Aydın Demir…
Pehlivanlar diyarı Karamürsel’in ilk altın kemerli başpehlivanı. Kırkpınar Yağlı Güreşleri’nin korkulan ismi. Karamürselli başpehlivanlar Kadir Birlik ve Ahmet Taşçı’nın hocası…
Karamürselli tarihçi-yazar Erdoğan Özdemir’in ‘Altın Kemerli Dev Adam; Karamürselli Başpehlivan Aydın Demir’ isimli biyografik romanıyla ölümsüzler listesine girmiş bir yiğit o...
Karamürsel’in adını yağlı güreşler tarihine altın harflerle yazdıran Aydın Demir ile evinde buluştuk, güreşe nasıl başladığını, yetiştirdiği isimleri ve pehlivanlık yıllarına ait anılarını keyifle dinledik.
1943 Karamürsel doğumluyum. Hacımehmet Mahallesi’nde doğdum, büyüdüm ve burada yaşamaya devam ediyorum. Nursen Hanım ile 37 yıllık bir evliliğim var.
Çocukluğumda balıkçılık yaptım. Neredeyse 8-10 yıl ekmeğimi balıkçılıktan kazandım. Allah rahmet eylesin bir Nejat abimiz vardı, onun teknesinde tayfaydım. Babam işini iyi yapan bir inşaat ustasıydı, onunla birlikte inşaat işleri de yaptım. Hatta terzilikle bile ilgilendim. Bana güreşi sevdiren yine babam ve ağabeyim Erdoğan oldu. İkisi de çok severdi güreşmeyi, evde boğuşurduk. Gücüm kuvvetim yerindeydi, fiziki yapım da çok uygundu. Askere gidip geldikten sonra güreş yapmaya karar verdim. Ustalarım beni yetiştirdi, 2 senede başpehlivan oldum. Güreşe başlarken ‘altın kemeri alacağım’ diye iddiamı ortaya koydum ve başardım. 3 kez birinci olunca, altın kemeri aldım.

Alıştırma Malzemeleri -
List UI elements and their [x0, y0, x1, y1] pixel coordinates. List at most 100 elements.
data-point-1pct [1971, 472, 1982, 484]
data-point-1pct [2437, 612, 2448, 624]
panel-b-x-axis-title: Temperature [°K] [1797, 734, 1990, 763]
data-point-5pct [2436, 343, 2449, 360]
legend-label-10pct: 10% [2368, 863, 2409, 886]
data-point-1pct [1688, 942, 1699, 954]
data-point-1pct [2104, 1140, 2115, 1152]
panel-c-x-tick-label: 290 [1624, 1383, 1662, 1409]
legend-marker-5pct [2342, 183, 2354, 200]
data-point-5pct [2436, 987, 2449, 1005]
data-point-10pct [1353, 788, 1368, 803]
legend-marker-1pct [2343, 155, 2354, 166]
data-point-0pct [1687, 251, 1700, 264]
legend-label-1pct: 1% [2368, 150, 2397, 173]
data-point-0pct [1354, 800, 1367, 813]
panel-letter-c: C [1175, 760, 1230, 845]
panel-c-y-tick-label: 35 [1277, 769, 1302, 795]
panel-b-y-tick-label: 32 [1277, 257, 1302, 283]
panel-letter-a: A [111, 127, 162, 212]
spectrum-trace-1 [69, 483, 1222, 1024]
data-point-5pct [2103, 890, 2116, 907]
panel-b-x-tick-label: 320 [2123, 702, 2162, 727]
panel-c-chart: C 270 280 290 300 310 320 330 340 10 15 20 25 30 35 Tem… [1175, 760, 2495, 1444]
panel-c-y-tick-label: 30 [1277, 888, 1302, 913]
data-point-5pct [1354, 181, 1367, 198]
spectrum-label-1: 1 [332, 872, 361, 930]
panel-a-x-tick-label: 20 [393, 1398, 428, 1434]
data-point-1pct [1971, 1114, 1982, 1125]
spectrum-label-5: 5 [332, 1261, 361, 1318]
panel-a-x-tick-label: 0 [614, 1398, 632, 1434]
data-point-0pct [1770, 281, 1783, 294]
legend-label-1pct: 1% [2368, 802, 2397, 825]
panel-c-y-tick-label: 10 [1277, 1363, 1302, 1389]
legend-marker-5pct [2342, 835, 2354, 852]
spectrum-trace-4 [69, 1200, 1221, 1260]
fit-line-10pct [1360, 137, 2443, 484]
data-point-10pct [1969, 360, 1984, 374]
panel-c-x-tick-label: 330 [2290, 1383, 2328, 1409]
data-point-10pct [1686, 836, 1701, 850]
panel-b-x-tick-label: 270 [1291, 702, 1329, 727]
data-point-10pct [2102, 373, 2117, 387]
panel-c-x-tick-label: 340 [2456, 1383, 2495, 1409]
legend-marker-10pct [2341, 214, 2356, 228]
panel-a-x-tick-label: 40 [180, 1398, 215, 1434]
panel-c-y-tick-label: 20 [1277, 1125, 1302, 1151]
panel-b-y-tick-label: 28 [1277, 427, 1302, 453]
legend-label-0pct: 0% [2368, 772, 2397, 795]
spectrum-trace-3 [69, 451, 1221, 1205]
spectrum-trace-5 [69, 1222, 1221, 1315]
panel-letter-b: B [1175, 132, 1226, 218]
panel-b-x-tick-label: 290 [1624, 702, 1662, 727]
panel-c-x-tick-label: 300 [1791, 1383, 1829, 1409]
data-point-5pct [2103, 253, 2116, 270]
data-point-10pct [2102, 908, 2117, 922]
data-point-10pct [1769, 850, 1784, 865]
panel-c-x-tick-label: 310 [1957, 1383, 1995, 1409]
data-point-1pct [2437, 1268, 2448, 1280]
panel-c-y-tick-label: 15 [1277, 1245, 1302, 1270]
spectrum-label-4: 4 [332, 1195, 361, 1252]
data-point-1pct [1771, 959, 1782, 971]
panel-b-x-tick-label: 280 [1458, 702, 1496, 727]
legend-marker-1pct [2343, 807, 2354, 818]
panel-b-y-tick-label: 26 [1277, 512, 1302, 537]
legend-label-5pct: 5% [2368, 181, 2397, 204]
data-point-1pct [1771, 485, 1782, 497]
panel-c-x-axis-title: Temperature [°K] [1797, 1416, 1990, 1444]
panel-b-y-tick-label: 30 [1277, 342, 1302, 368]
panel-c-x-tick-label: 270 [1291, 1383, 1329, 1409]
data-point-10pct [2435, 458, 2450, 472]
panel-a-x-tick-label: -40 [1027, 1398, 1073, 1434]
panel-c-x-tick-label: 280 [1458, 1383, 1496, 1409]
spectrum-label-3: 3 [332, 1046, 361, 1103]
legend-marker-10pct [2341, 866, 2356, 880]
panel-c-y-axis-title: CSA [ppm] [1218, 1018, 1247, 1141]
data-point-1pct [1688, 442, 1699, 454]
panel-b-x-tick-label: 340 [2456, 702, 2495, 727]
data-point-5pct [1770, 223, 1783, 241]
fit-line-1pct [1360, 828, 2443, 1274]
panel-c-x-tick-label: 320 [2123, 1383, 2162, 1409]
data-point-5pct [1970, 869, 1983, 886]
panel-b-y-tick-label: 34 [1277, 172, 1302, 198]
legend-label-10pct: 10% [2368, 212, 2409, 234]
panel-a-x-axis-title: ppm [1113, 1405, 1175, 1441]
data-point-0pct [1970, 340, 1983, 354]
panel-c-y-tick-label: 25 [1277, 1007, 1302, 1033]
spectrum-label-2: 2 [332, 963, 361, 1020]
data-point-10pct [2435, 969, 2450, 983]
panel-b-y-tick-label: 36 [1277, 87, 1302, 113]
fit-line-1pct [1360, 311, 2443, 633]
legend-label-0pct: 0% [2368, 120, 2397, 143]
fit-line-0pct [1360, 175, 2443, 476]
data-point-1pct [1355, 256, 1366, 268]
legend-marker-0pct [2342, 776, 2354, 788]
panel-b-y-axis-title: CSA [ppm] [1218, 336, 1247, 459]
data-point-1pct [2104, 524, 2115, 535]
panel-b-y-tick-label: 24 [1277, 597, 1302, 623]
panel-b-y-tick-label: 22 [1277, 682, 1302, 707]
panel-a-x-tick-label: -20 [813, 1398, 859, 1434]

Görevler -
1 > Kayıtlarda en baştan başlayıp "panel-c-chart: C 270" ifadesini içeren satırla biten bölümü, iki uç da dahil olmak üzere birebir kopyalayın.
2 > Karamürselli başpehlivan Aydın Demir'le yapılan söyleşiyi kaldığı yerden sürdürün.

Yanıtlar -
1 >
List UI elements and their [x0, y0, x1, y1] pixel coordinates. List at most 100 elements.
data-point-1pct [1971, 472, 1982, 484]
data-point-1pct [2437, 612, 2448, 624]
panel-b-x-axis-title: Temperature [°K] [1797, 734, 1990, 763]
data-point-5pct [2436, 343, 2449, 360]
legend-label-10pct: 10% [2368, 863, 2409, 886]
data-point-1pct [1688, 942, 1699, 954]
data-point-1pct [2104, 1140, 2115, 1152]
panel-c-x-tick-label: 290 [1624, 1383, 1662, 1409]
legend-marker-5pct [2342, 183, 2354, 200]
data-point-5pct [2436, 987, 2449, 1005]
data-point-10pct [1353, 788, 1368, 803]
legend-marker-1pct [2343, 155, 2354, 166]
data-point-0pct [1687, 251, 1700, 264]
legend-label-1pct: 1% [2368, 150, 2397, 173]
data-point-0pct [1354, 800, 1367, 813]
panel-letter-c: C [1175, 760, 1230, 845]
panel-c-y-tick-label: 35 [1277, 769, 1302, 795]
panel-b-y-tick-label: 32 [1277, 257, 1302, 283]
panel-letter-a: A [111, 127, 162, 212]
spectrum-trace-1 [69, 483, 1222, 1024]
data-point-5pct [2103, 890, 2116, 907]
panel-b-x-tick-label: 320 [2123, 702, 2162, 727]
panel-c-chart: C 270 280 290 300 310 320 330 340 10 15 20 25 30 35 Tem… [1175, 760, 2495, 1444]

2 >
Altın kemer sahibi olmak tabii ki çok büyük bir gurur ve mutluluk. Kırkpınar’da 3 kez birincilik aldım ve altın kemeri taktım. Altın kemerli başpehlivan olarak ilçeye gelince beni omuzlarda taşıdılar, çok kıymet verdiler. Karamürselliler çok sahip çıktı bana.
Ağabeyim Erdoğan Demir rahatsızlanmıştı, onunla yakından ilgilenmem gerekiyordu. 4 ay kadar güreşe ara vermek zorunda kaldım. İyi pehlivan olduğum zamanlardı, güreşe ara verince herkes şaşırdı. Benim güreş felsefem; bu işi ya tam yapacaksın ya da hiç yapmayacaksın. Yarım yamalak yaptın mı iyi pehlivan olamazsın. Ağabeyim iyileşince moralim düzeldi, tekrar güreşe başladım ve Türkiye’de ilk üç pehlivan arasına girdim.
15-16 yıl güreştim, çok güzel başarılar elde ettim. Ekmeğimi harp yaparak kazandım diyebilirim. Bizim zamanımızda iyi pehlivanlar vardı; Ordulu Mustafa, Kara Ali, Ordulu Davut, Hüseyin Çokal, Arap Mustafa… Onlara karşı büyük mücadeleler verdim.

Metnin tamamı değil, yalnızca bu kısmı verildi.